Skip every image and restate the data word for word.

**Lines of data**

------------------------------------------------------------

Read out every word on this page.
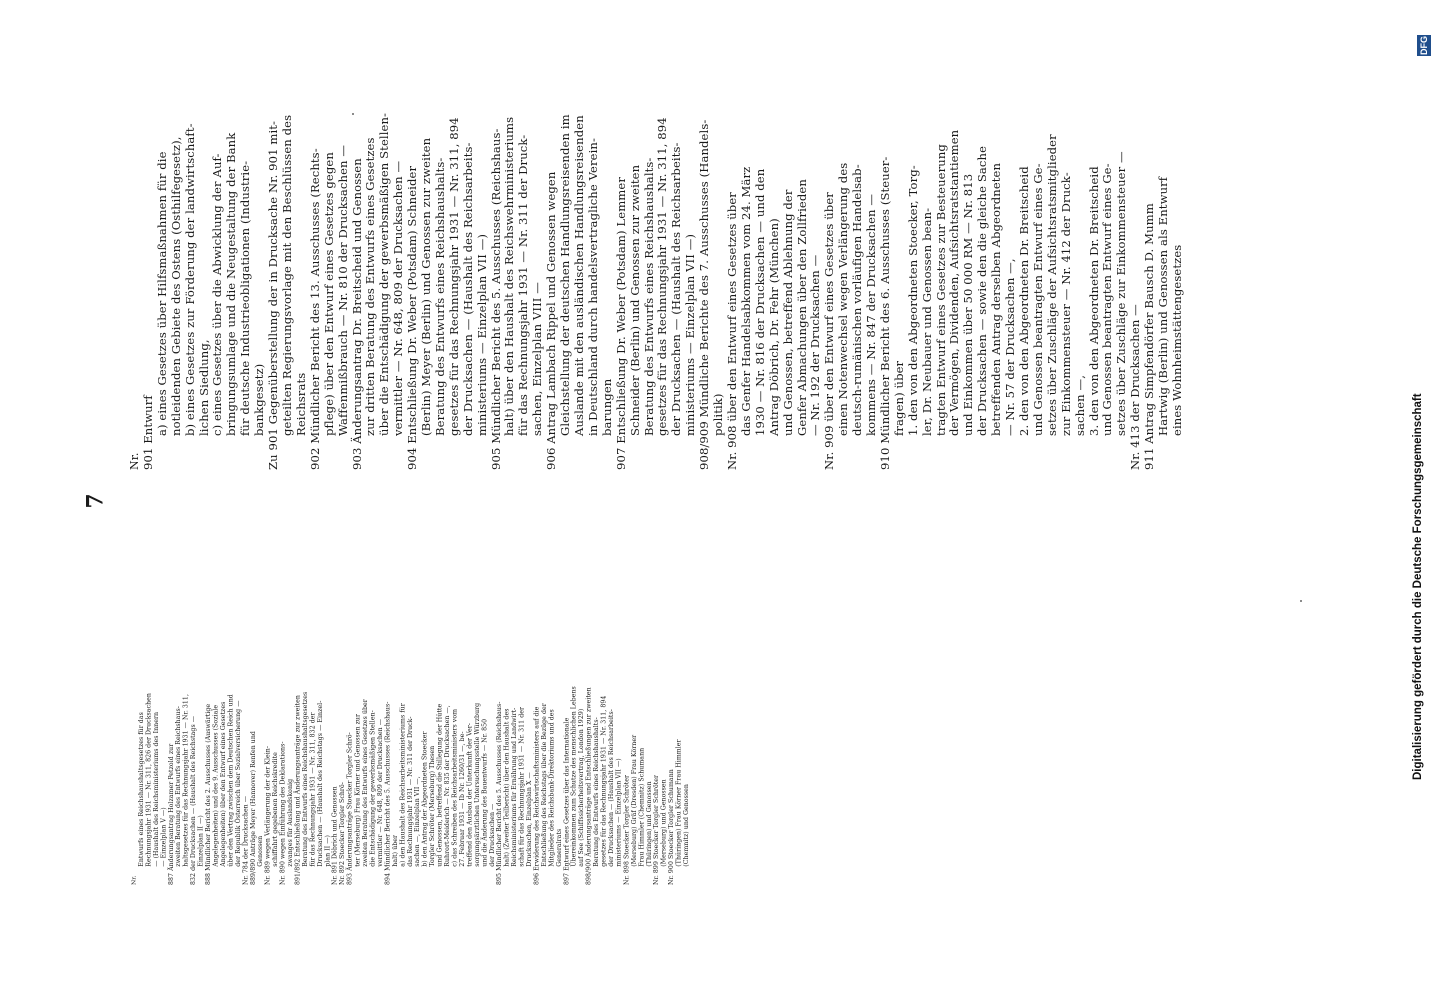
Nr.
Entwurfs eines Reichshaushaltsgesetzes für das Rechnungsjahr 1931 — Nr. 311, 826 der Drucksachen — (Haushalt des Reichsministeriums des Innern — Einzelplan V —) 887 Änderungsantrag Holzamer Petzold zur zweiten Beratung des Entwurfs eines Reichshaus- haltsgesetzes für das Rechnungsjahr 1931 — Nr. 311, 832 der Drucksachen — (Haushalt des Reichstags — Einzelplan II —) 888 Mündlicher Bericht des 2. Ausschusses (Auswärtige Angelegenheiten) und des 9. Ausschusses (Soziale Angelegenheiten) über den Entwurf eines Gesetzes über den Vertrag zwischen dem Deutschen Reich und der Republik Österreich über Sozialversicherung — Nr. 784 der Drucksachen — 889/890 Anträge Meyer (Hannover) Renfen und Genossen Nr. 889 wegen Verlängerung der der Klein- schiffahrt gegebenen Reichskredite Nr. 890 wegen Einführung des Deklarations- zwanges für Auslandskonig 891/892 Entschließung und Änderungsanträge zur zweiten Beratung des Entwurfs eines Reichshaushaltsgesetzes für das Rechnungsjahr 1931 — Nr. 311, 832 der Drucksachen — (Haushalt des Reichstags — Einzel- plan II —) Nr. 891 Döbrich und Genossen Nr. 892 Stoecker Torgler Schrö- 893 Änderungsanträge Stoecker Torgler Schrö- ter (Merseburg) Frau Körner und Genossen zur zweiten Beratung des Entwurfs eines Gesetzes über die Entschädigung der gewerbsmäßigen Stellen- vermittler — Nr. 648, 809 der Drucksachen — 894 Mündlicher Bericht des 5. Ausschusses (Reichshaus- halt) über a) den Haushalt des Reichsarbeitsministeriums für das Rechnungsjahr 1931 — Nr. 311 der Druck- sachen —, Einzelplan VII —, b) den Antrag der Abgeordneten Stoecker Torgler Schröter (Merseburg) Thesen und Genossen, betreffend die Stillegung der Hütte Ruhrort-Meiderich — Nr. 835 der Drucksachen —, c) das Schreiben des Reichsarbeitsministers vom 27. Februar 1931 — Ib Nr. 1260/31 —, be- treffend den Ausbau der Unterkunft der Ver- sorgungsärztlichen Untersuchungsstelle Würzburg und die Änderung des Bauentwurfs — Nr. 850 der Drucksachen — 895 Mündlicher Bericht des 5. Ausschusses (Reichshaus- halt) (Zweiter Teilbericht) über den Haushalt des Reichsministeriums für Ernährung und Landwirt- schaft für das Rechnungsjahr 1931 — Nr. 311 der Drucksachen, Einzelplan X — 896 Erwiderung des Reichswirtschaftsministers auf die Entschließung des Reichstags über die Bezüge der Mitglieder des Reichsbank-Direktoriums und des Generalrats 897 Entwurf eines Gesetzes über das Internationale Übereinkommen zum Schutze des menschlichen Lebens auf See (Schiffssicherheitsvertrag, London 1929) 898/900 Änderungsanträge und Entschließungen zur zweiten Beratung des Entwurfs eines Reichshaushalts- gesetzes für das Rechnungsjahr 1931 — Nr. 311, 894 der Drucksachen — (Haushalt des Reichsarbeits- ministeriums — Einzelplan VII —) Nr. 898 Stoecker Torgler Schröter (Merseburg) Gräf (Dresden) Frau Körner Frau Himmler (Chemnitz) Schumann (Thüringen) und Genossen Nr. 899 Stoecker Torgler Schröter (Merseburg) und Genossen Nr. 900 Stoecker Torgler Schumann (Thüringen) Frau Körner Frau Himmler (Chemnitz) und Genossen
7
Nr. 901 Entwurf a) eines Gesetzes über Hilfsmaßnahmen für die notleidenden Gebiete des Ostens (Osthilfegesetz), b) eines Gesetzes zur Förderung der landwirtschaft- lichen Siedlung, c) eines Gesetzes über die Abwicklung der Auf- bringungsumlage und die Neugestaltung der Bank für deutsche Industrieobligationen (Industrie- bankgesetz) Zu 901 Gegenüberstellung der in Drucksache Nr. 901 mit- geteilten Regierungsvorlage mit den Beschlüssen des Reichsrats 902 Mündlicher Bericht des 13. Ausschusses (Rechts- pflege) über den Entwurf eines Gesetzes gegen Waffenmißbrauch — Nr. 810 der Drucksachen — 903 Änderungsantrag Dr. Breitscheid und Genossen zur dritten Beratung des Entwurfs eines Gesetzes über die Entschädigung der gewerbsmäßigen Stellen- vermittler — Nr. 648, 809 der Drucksachen — 904 Entschließung Dr. Weber (Potsdam) Schneider (Berlin) Meyer (Berlin) und Genossen zur zweiten Beratung des Entwurfs eines Reichshaushalts- gesetzes für das Rechnungsjahr 1931 — Nr. 311, 894 der Drucksachen — (Haushalt des Reichsarbeits- ministeriums — Einzelplan VII —) 905 Mündlicher Bericht des 5. Ausschusses (Reichshaus- halt) über den Haushalt des Reichswehrministeriums für das Rechnungsjahr 1931 — Nr. 311 der Druck- sachen, Einzelplan VIII — 906 Antrag Lambach Rippel und Genossen wegen Gleichstellung der deutschen Handlungsreisenden im Auslande mit den ausländischen Handlungsreisenden in Deutschland durch handelsvertragliche Verein- barungen 907 Entschließung Dr. Weber (Potsdam) Lemmer Schneider (Berlin) und Genossen zur zweiten Beratung des Entwurfs eines Reichshaushalts- gesetzes für das Rechnungsjahr 1931 — Nr. 311, 894 der Drucksachen — (Haushalt des Reichsarbeits- ministeriums — Einzelplan VII —) 908/909 Mündliche Berichte des 7. Ausschusses (Handels- politik) Nr. 908 über den Entwurf eines Gesetzes über das Genfer Handelsabkommen vom 24. März 1930 — Nr. 816 der Drucksachen — und den Antrag Döbrich, Dr. Fehr (München) und Genossen, betreffend Ablehnung der Genfer Abmachungen über den Zollfrieden — Nr. 192 der Drucksachen — Nr. 909 über den Entwurf eines Gesetzes über einen Notenwechsel wegen Verlängerung des deutsch-rumänischen vorläufigen Handelsab- kommens — Nr. 847 der Drucksachen — 910 Mündlicher Bericht des 6. Ausschusses (Steuer- fragen) über 1. den von den Abgeordneten Stoecker, Torg- ler, Dr. Neubauer und Genossen bean- tragten Entwurf eines Gesetzes zur Besteuerung der Vermögen, Dividenden, Aufsichtsratstantiemen und Einkommen über 50 000 RM — Nr. 813 der Drucksachen — sowie den die gleiche Sache betreffenden Antrag derselben Abgeordneten — Nr. 57 der Drucksachen —, 2. den von den Abgeordneten Dr. Breitscheid und Genossen beantragten Entwurf eines Ge- setzes über Zuschläge der Aufsichtsratsmitglieder zur Einkommensteuer — Nr. 412 der Druck- sachen —, 3. den von den Abgeordneten Dr. Breitscheid und Genossen beantragten Entwurf eines Ge- setzes über Zuschläge zur Einkommensteuer — Nr. 413 der Drucksachen — 911 Antrag Simpfendörfer Bausch D. Mumm Hartwig (Berlin) und Genossen als Entwurf eines Wohnheimstättengesetzes
Digitalisierung gefördert durch die Deutsche Forschungsgemeinschaft
DFG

------------------------------------------------------------

**Task output**
Read out every word on this page.
Nr.
Entwurfs eines Reichshaushaltsgesetzes für das Rechnungsjahr 1931 — Nr. 311, 826 der Drucksachen — (Haushalt des Reichsministeriums des Innern — Einzelplan V —) 887 Änderungsantrag Holzamer Petzold zur zweiten Beratung des Entwurfs eines Reichshaus- haltsgesetzes für das Rechnungsjahr 1931 — Nr. 311, 832 der Drucksachen — (Haushalt des Reichstags — Einzelplan II —) 888 Mündlicher Bericht des 2. Ausschusses (Auswärtige Angelegenheiten) und des 9. Ausschusses (Soziale Angelegenheiten) über den Entwurf eines Gesetzes über den Vertrag zwischen dem Deutschen Reich und der Republik Österreich über Sozialversicherung — Nr. 784 der Drucksachen — 889/890 Anträge Meyer (Hannover) Renfen und Genossen Nr. 889 wegen Verlängerung der der Klein- schiffahrt gegebenen Reichskredite Nr. 890 wegen Einführung des Deklarations- zwanges für Auslandskonig 891/892 Entschließung und Änderungsanträge zur zweiten Beratung des Entwurfs eines Reichshaushaltsgesetzes für das Rechnungsjahr 1931 — Nr. 311, 832 der Drucksachen — (Haushalt des Reichstags — Einzel- plan II —) Nr. 891 Döbrich und Genossen Nr. 892 Stoecker Torgler Schrö- 893 Änderungsanträge Stoecker Torgler Schrö- ter (Merseburg) Frau Körner und Genossen zur zweiten Beratung des Entwurfs eines Gesetzes über die Entschädigung der gewerbsmäßigen Stellen- vermittler — Nr. 648, 809 der Drucksachen — 894 Mündlicher Bericht des 5. Ausschusses (Reichshaus- halt) über a) den Haushalt des Reichsarbeitsministeriums für das Rechnungsjahr 1931 — Nr. 311 der Druck- sachen —, Einzelplan VII —, b) den Antrag der Abgeordneten Stoecker Torgler Schröter (Merseburg) Thesen und Genossen, betreffend die Stillegung der Hütte Ruhrort-Meiderich — Nr. 835 der Drucksachen —, c) das Schreiben des Reichsarbeitsministers vom 27. Februar 1931 — Ib Nr. 1260/31 —, be- treffend den Ausbau der Unterkunft der Ver- sorgungsärztlichen Untersuchungsstelle Würzburg und die Änderung des Bauentwurfs — Nr. 850 der Drucksachen — 895 Mündlicher Bericht des 5. Ausschusses (Reichshaus- halt) (Zweiter Teilbericht) über den Haushalt des Reichsministeriums für Ernährung und Landwirt- schaft für das Rechnungsjahr 1931 — Nr. 311 der Drucksachen, Einzelplan X — 896 Erwiderung des Reichswirtschaftsministers auf die Entschließung des Reichstags über die Bezüge der Mitglieder des Reichsbank-Direktoriums und des Generalrats 897 Entwurf eines Gesetzes über das Internationale Übereinkommen zum Schutze des menschlichen Lebens auf See (Schiffssicherheitsvertrag, London 1929) 898/900 Änderungsanträge und Entschließungen zur zweiten Beratung des Entwurfs eines Reichshaushalts- gesetzes für das Rechnungsjahr 1931 — Nr. 311, 894 der Drucksachen — (Haushalt des Reichsarbeits- ministeriums — Einzelplan VII —) Nr. 898 Stoecker Torgler Schröter (Merseburg) Gräf (Dresden) Frau Körner Frau Himmler (Chemnitz) Schumann (Thüringen) und Genossen Nr. 899 Stoecker Torgler Schröter (Merseburg) und Genossen Nr. 900 Stoecker Torgler Schumann (Thüringen) Frau Körner Frau Himmler (Chemnitz) und Genossen
7
Nr. 901 Entwurf a) eines Gesetzes über Hilfsmaßnahmen für die notleidenden Gebiete des Ostens (Osthilfegesetz), b) eines Gesetzes zur Förderung der landwirtschaft- lichen Siedlung, c) eines Gesetzes über die Abwicklung der Auf- bringungsumlage und die Neugestaltung der Bank für deutsche Industrieobligationen (Industrie- bankgesetz) Zu 901 Gegenüberstellung der in Drucksache Nr. 901 mit- geteilten Regierungsvorlage mit den Beschlüssen des Reichsrats 902 Mündlicher Bericht des 13. Ausschusses (Rechts- pflege) über den Entwurf eines Gesetzes gegen Waffenmißbrauch — Nr. 810 der Drucksachen — 903 Änderungsantrag Dr. Breitscheid und Genossen zur dritten Beratung des Entwurfs eines Gesetzes über die Entschädigung der gewerbsmäßigen Stellen- vermittler — Nr. 648, 809 der Drucksachen — 904 Entschließung Dr. Weber (Potsdam) Schneider (Berlin) Meyer (Berlin) und Genossen zur zweiten Beratung des Entwurfs eines Reichshaushalts- gesetzes für das Rechnungsjahr 1931 — Nr. 311, 894 der Drucksachen — (Haushalt des Reichsarbeits- ministeriums — Einzelplan VII —) 905 Mündlicher Bericht des 5. Ausschusses (Reichshaus- halt) über den Haushalt des Reichswehrministeriums für das Rechnungsjahr 1931 — Nr. 311 der Druck- sachen, Einzelplan VIII — 906 Antrag Lambach Rippel und Genossen wegen Gleichstellung der deutschen Handlungsreisenden im Auslande mit den ausländischen Handlungsreisenden in Deutschland durch handelsvertragliche Verein- barungen 907 Entschließung Dr. Weber (Potsdam) Lemmer Schneider (Berlin) und Genossen zur zweiten Beratung des Entwurfs eines Reichshaushalts- gesetzes für das Rechnungsjahr 1931 — Nr. 311, 894 der Drucksachen — (Haushalt des Reichsarbeits- ministeriums — Einzelplan VII —) 908/909 Mündliche Berichte des 7. Ausschusses (Handels- politik) Nr. 908 über den Entwurf eines Gesetzes über das Genfer Handelsabkommen vom 24. März 1930 — Nr. 816 der Drucksachen — und den Antrag Döbrich, Dr. Fehr (München) und Genossen, betreffend Ablehnung der Genfer Abmachungen über den Zollfrieden — Nr. 192 der Drucksachen — Nr. 909 über den Entwurf eines Gesetzes über einen Notenwechsel wegen Verlängerung des deutsch-rumänischen vorläufigen Handelsab- kommens — Nr. 847 der Drucksachen — 910 Mündlicher Bericht des 6. Ausschusses (Steuer- fragen) über 1. den von den Abgeordneten Stoecker, Torg- ler, Dr. Neubauer und Genossen bean- tragten Entwurf eines Gesetzes zur Besteuerung der Vermögen, Dividenden, Aufsichtsratstantiemen und Einkommen über 50 000 RM — Nr. 813 der Drucksachen — sowie den die gleiche Sache betreffenden Antrag derselben Abgeordneten — Nr. 57 der Drucksachen —, 2. den von den Abgeordneten Dr. Breitscheid und Genossen beantragten Entwurf eines Ge- setzes über Zuschläge der Aufsichtsratsmitglieder zur Einkommensteuer — Nr. 412 der Druck- sachen —, 3. den von den Abgeordneten Dr. Breitscheid und Genossen beantragten Entwurf eines Ge- setzes über Zuschläge zur Einkommensteuer — Nr. 413 der Drucksachen — 911 Antrag Simpfendörfer Bausch D. Mumm Hartwig (Berlin) und Genossen als Entwurf eines Wohnheimstättengesetzes
Digitalisierung gefördert durch die Deutsche Forschungsgemeinschaft
DFG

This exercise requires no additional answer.